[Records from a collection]

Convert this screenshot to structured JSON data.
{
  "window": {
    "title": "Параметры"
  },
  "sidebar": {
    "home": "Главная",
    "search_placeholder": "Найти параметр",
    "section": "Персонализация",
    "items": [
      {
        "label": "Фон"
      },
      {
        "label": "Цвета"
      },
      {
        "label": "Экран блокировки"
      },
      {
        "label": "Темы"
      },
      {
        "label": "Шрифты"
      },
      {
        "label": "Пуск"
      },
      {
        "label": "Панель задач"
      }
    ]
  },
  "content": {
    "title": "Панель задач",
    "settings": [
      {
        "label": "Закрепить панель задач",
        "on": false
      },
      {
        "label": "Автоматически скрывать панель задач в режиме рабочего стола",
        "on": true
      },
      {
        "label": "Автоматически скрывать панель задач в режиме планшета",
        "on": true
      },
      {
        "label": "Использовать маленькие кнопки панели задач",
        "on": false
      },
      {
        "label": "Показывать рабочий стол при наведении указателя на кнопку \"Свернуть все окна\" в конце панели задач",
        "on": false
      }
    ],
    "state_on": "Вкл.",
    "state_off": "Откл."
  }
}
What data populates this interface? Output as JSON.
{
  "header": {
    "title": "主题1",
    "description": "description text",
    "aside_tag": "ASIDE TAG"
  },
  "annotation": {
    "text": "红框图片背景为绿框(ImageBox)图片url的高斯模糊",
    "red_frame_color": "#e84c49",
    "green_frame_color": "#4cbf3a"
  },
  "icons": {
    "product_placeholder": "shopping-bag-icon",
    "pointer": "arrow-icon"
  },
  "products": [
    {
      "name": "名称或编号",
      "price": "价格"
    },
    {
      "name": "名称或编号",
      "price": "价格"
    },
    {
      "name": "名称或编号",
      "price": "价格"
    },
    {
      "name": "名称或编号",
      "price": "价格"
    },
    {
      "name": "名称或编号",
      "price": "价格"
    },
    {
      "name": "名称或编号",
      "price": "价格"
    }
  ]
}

SET EXERCISE: Exactly as written, give again every line from the one containing "What data populates" through the last line of the material above, and no other lines.

COMPLETED TASK:
What data populates this interface? Output as JSON.
{
  "header": {
    "title": "主题1",
    "description": "description text",
    "aside_tag": "ASIDE TAG"
  },
  "annotation": {
    "text": "红框图片背景为绿框(ImageBox)图片url的高斯模糊",
    "red_frame_color": "#e84c49",
    "green_frame_color": "#4cbf3a"
  },
  "icons": {
    "product_placeholder": "shopping-bag-icon",
    "pointer": "arrow-icon"
  },
  "products": [
    {
      "name": "名称或编号",
      "price": "价格"
    },
    {
      "name": "名称或编号",
      "price": "价格"
    },
    {
      "name": "名称或编号",
      "price": "价格"
    },
    {
      "name": "名称或编号",
      "price": "价格"
    },
    {
      "name": "名称或编号",
      "price": "价格"
    },
    {
      "name": "名称或编号",
      "price": "价格"
    }
  ]
}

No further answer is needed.